**Records to process**:
--

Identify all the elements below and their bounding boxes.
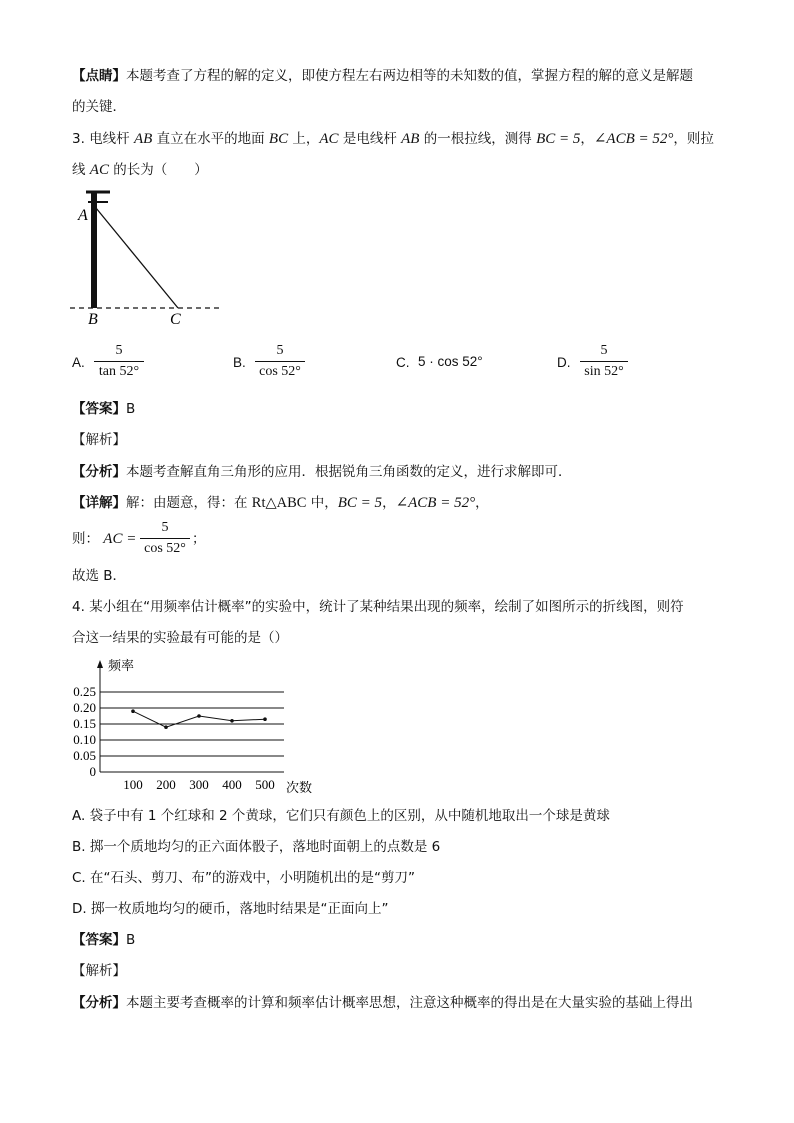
q3-option-b-letter[interactable]: B. [233,355,246,370]
frequency-line [133,711,265,727]
data-point [263,717,267,721]
xiangjie-sep: ， [475,495,489,511]
q3-stem-line1 [72,129,714,149]
xiangjie-angle: ∠ACB = 52° [395,495,476,511]
q4-option-d[interactable]: D. 掷一枚质地均匀的硬币，落地时结果是“正面向上” [72,901,389,917]
y-tick-label: 0.25 [73,684,96,699]
q2-tail-line1 [72,66,693,86]
q3-ac: AC [319,131,339,147]
q3-text: 直立在水平的地面 [156,131,265,147]
fenxi-label: 【分析】 [72,995,126,1011]
q3-option-d-letter[interactable]: D. [557,355,571,370]
frac-den: cos 52° [259,364,301,379]
data-point [164,725,168,729]
q3-fenxi [72,462,572,482]
label-b: B [88,311,98,328]
frac-num: 5 [276,343,284,358]
q3-option-c-letter[interactable]: C. [396,355,410,370]
q3-conclusion: 故选 B． [72,568,127,584]
fenxi-text: 本题考查解直角三角形的应用．根据锐角三角函数的定义，进行求解即可． [126,464,572,480]
answer-label: 【答案】 [72,932,126,948]
frac-num: 5 [600,343,608,358]
q3-stem-line2 [72,160,208,180]
q3-text: 是电线杆 [342,131,397,147]
y-tick-label: 0.20 [73,700,96,715]
frac-den: cos 52° [144,541,186,556]
q3-bc: BC [268,131,289,147]
y-axis-label: 频率 [108,659,135,674]
xiangjie-text: 中， [310,495,338,511]
q2-tail-line2: 的关键． [72,99,126,115]
q3-answer [72,399,135,419]
fenxi-label: 【分析】 [72,464,126,480]
xiangjie-text: 解：由题意，得：在 [126,495,248,511]
y-axis-arrow [97,660,103,668]
y-tick-label: 0.15 [73,716,96,731]
q3-text: 的一根拉线，测得 [423,131,532,147]
q3-text: 线 [72,162,86,178]
frac-bar [580,361,628,362]
frac-num: 5 [115,343,123,358]
xiangjie-bc: BC = 5 [337,495,383,511]
q3-number: 3. [72,131,85,147]
q3-option-a-letter[interactable]: A. [72,355,85,370]
q2-tail-text: 本题考查了方程的解的定义，即使方程左右两边相等的未知数的值，掌握方程的解的意义是解题 [126,68,693,84]
q4-number: 4. [72,599,85,615]
frac-den: sin 52° [584,364,624,379]
then-label: 则： [72,531,99,547]
ac-equals: AC = [103,531,137,547]
q4-option-b[interactable]: B. 掷一个质地均匀的正六面体骰子，落地时面朝上的点数是 6 [72,839,441,855]
data-point [197,714,201,718]
xiangjie-label: 【详解】 [72,495,126,511]
x-axis-label: 次数 [286,781,313,796]
q3-ab: AB [133,131,153,147]
q3-sep: ， [580,131,594,147]
x-tick-label: 100 [123,777,143,792]
q4-stem-line2: 合这一结果的实验最有可能的是（） [72,630,288,646]
pole [91,192,97,308]
q4-answer [72,930,135,950]
q3-option-b-fraction[interactable] [255,342,305,381]
q3-text: 电线杆 [89,131,130,147]
y-tick-label: 0.05 [73,748,96,763]
frac-bar [94,361,144,362]
data-point [131,709,135,713]
label-a: A [78,207,88,224]
q3-semicolon: ； [192,531,206,547]
frac-den: tan 52° [98,364,140,379]
q3-solution-fraction [140,519,190,558]
frac-num: 5 [161,520,169,535]
q3-text: 上， [292,131,320,147]
q3-ac: AC [89,162,109,178]
q4-option-a[interactable]: A. 袋子中有 1 个红球和 2 个黄球，它们只有颜色上的区别，从中随机地取出一个球是黄球 [72,808,610,824]
guy-wire [96,208,178,308]
x-tick-label: 400 [222,777,242,792]
x-tick-label: 300 [189,777,209,792]
x-tick-label: 200 [156,777,176,792]
q3-option-d-fraction[interactable] [580,342,628,381]
rt-triangle: Rt△ABC [251,495,307,511]
answer-label: 【答案】 [72,401,126,417]
x-tick-label: 500 [255,777,275,792]
label-c: C [170,311,181,328]
y-tick-label: 0.10 [73,732,96,747]
answer-value: B [126,932,136,948]
q3-text: ，则拉 [673,131,714,147]
q4-stem-line1 [72,597,684,617]
y-tick-label: 0 [89,764,96,779]
fenxi-text: 本题主要考查概率的计算和频率估计概率思想，注意这种概率的得出是在大量实验的基础上得出 [126,995,693,1011]
q3-pole-figure [66,188,226,330]
frac-bar [255,361,305,362]
q3-xiangjie [72,493,489,513]
q4-option-c[interactable]: C. 在“石头、剪刀、布”的游戏中，小明随机出的是“剪刀” [72,870,415,886]
q4-fenxi [72,993,693,1013]
q3-option-c-expr[interactable]: 5 · cos 52° [418,354,483,369]
q3-cond-angle: ∠ACB = 52° [593,131,674,147]
q4-frequency-chart [62,654,332,800]
q3-ab: AB [401,131,420,147]
answer-value: B [126,401,136,417]
dianjing-label: 【点睛】 [72,68,126,84]
q4-text: 某小组在“用频率估计概率”的实验中，统计了某种结果出现的频率，绘制了如图所示的折线图，则符 [89,599,684,615]
q3-then [72,529,136,549]
q3-analysis-heading: 【解析】 [72,432,126,448]
xiangjie-sep: ， [382,495,396,511]
data-point [230,719,234,723]
q3-cond-bc: BC = 5 [536,131,581,147]
q4-analysis-heading: 【解析】 [72,963,126,979]
q3-text: 的长为（ ） [113,162,208,178]
frac-bar [140,538,190,539]
q3-option-a-fraction[interactable] [94,342,144,381]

--

**Written task**:
Switch every "frac-num" in the items above to "fraction-numerator" and write out all the items again with nothing else changed. Leave the pictures out.

**Correct response**:
Identify all the elements below and their bounding boxes.
q3-option-b-letter[interactable]: B. [233,355,246,370]
frequency-line [133,711,265,727]
data-point [263,717,267,721]
xiangjie-sep: ， [475,495,489,511]
q3-stem-line1 [72,129,714,149]
xiangjie-angle: ∠ACB = 52° [395,495,476,511]
q4-option-d[interactable]: D. 掷一枚质地均匀的硬币，落地时结果是“正面向上” [72,901,389,917]
y-tick-label: 0.25 [73,684,96,699]
q2-tail-line1 [72,66,693,86]
q3-ac: AC [319,131,339,147]
q3-text: 直立在水平的地面 [156,131,265,147]
fenxi-label: 【分析】 [72,995,126,1011]
q3-option-d-letter[interactable]: D. [557,355,571,370]
frac-den: cos 52° [259,364,301,379]
data-point [164,725,168,729]
q3-fenxi [72,462,572,482]
label-b: B [88,311,98,328]
fraction-numerator: 5 [276,343,284,358]
q3-option-c-letter[interactable]: C. [396,355,410,370]
q3-conclusion: 故选 B． [72,568,127,584]
fenxi-text: 本题考查解直角三角形的应用．根据锐角三角函数的定义，进行求解即可． [126,464,572,480]
answer-label: 【答案】 [72,932,126,948]
fraction-numerator: 5 [600,343,608,358]
q3-stem-line2 [72,160,208,180]
q3-text: 是电线杆 [342,131,397,147]
y-tick-label: 0.20 [73,700,96,715]
frac-den: cos 52° [144,541,186,556]
q3-bc: BC [268,131,289,147]
y-axis-label: 频率 [108,659,135,674]
xiangjie-text: 中， [310,495,338,511]
q2-tail-line2: 的关键． [72,99,126,115]
q3-answer [72,399,135,419]
fenxi-label: 【分析】 [72,464,126,480]
xiangjie-text: 解：由题意，得：在 [126,495,248,511]
y-axis-arrow [97,660,103,668]
y-tick-label: 0.15 [73,716,96,731]
q3-text: 的一根拉线，测得 [423,131,532,147]
q3-text: 线 [72,162,86,178]
frac-bar [580,361,628,362]
fraction-numerator: 5 [115,343,123,358]
xiangjie-bc: BC = 5 [337,495,383,511]
q3-number: 3. [72,131,85,147]
q3-option-a-letter[interactable]: A. [72,355,85,370]
q2-tail-text: 本题考查了方程的解的定义，即使方程左右两边相等的未知数的值，掌握方程的解的意义是解题 [126,68,693,84]
q4-number: 4. [72,599,85,615]
frac-den: sin 52° [584,364,624,379]
then-label: 则： [72,531,99,547]
ac-equals: AC = [103,531,137,547]
q4-option-b[interactable]: B. 掷一个质地均匀的正六面体骰子，落地时面朝上的点数是 6 [72,839,441,855]
data-point [197,714,201,718]
xiangjie-label: 【详解】 [72,495,126,511]
x-axis-label: 次数 [286,781,313,796]
q3-ab: AB [133,131,153,147]
q3-sep: ， [580,131,594,147]
x-tick-label: 100 [123,777,143,792]
q4-stem-line2: 合这一结果的实验最有可能的是（） [72,630,288,646]
pole [91,192,97,308]
q4-answer [72,930,135,950]
q3-option-b-fraction[interactable] [255,342,305,381]
q3-text: 电线杆 [89,131,130,147]
y-tick-label: 0.05 [73,748,96,763]
frac-bar [94,361,144,362]
data-point [131,709,135,713]
label-a: A [78,207,88,224]
q3-semicolon: ； [192,531,206,547]
frac-den: tan 52° [98,364,140,379]
q3-solution-fraction [140,519,190,558]
fraction-numerator: 5 [161,520,169,535]
q3-text: 上， [292,131,320,147]
q3-ac: AC [89,162,109,178]
q4-option-a[interactable]: A. 袋子中有 1 个红球和 2 个黄球，它们只有颜色上的区别，从中随机地取出一个球是黄球 [72,808,610,824]
guy-wire [96,208,178,308]
x-tick-label: 400 [222,777,242,792]
x-tick-label: 300 [189,777,209,792]
x-tick-label: 200 [156,777,176,792]
q3-option-d-fraction[interactable] [580,342,628,381]
rt-triangle: Rt△ABC [251,495,307,511]
answer-label: 【答案】 [72,401,126,417]
x-tick-label: 500 [255,777,275,792]
label-c: C [170,311,181,328]
y-tick-label: 0.10 [73,732,96,747]
answer-value: B [126,932,136,948]
q3-text: ，则拉 [673,131,714,147]
q4-stem-line1 [72,597,684,617]
y-tick-label: 0 [89,764,96,779]
fenxi-text: 本题主要考查概率的计算和频率估计概率思想，注意这种概率的得出是在大量实验的基础上得出 [126,995,693,1011]
q3-pole-figure [66,188,226,330]
frac-bar [255,361,305,362]
q3-xiangjie [72,493,489,513]
q4-option-c[interactable]: C. 在“石头、剪刀、布”的游戏中，小明随机出的是“剪刀” [72,870,415,886]
q4-fenxi [72,993,693,1013]
q3-option-c-expr[interactable]: 5 · cos 52° [418,354,483,369]
q3-cond-angle: ∠ACB = 52° [593,131,674,147]
q4-frequency-chart [62,654,332,800]
q3-ab: AB [401,131,420,147]
answer-value: B [126,401,136,417]
dianjing-label: 【点睛】 [72,68,126,84]
q4-text: 某小组在“用频率估计概率”的实验中，统计了某种结果出现的频率，绘制了如图所示的折线图，则符 [89,599,684,615]
q3-then [72,529,136,549]
q3-analysis-heading: 【解析】 [72,432,126,448]
xiangjie-sep: ， [382,495,396,511]
data-point [230,719,234,723]
q3-cond-bc: BC = 5 [536,131,581,147]
q4-analysis-heading: 【解析】 [72,963,126,979]
q3-text: 的长为（ ） [113,162,208,178]
frac-bar [140,538,190,539]
q3-option-a-fraction[interactable] [94,342,144,381]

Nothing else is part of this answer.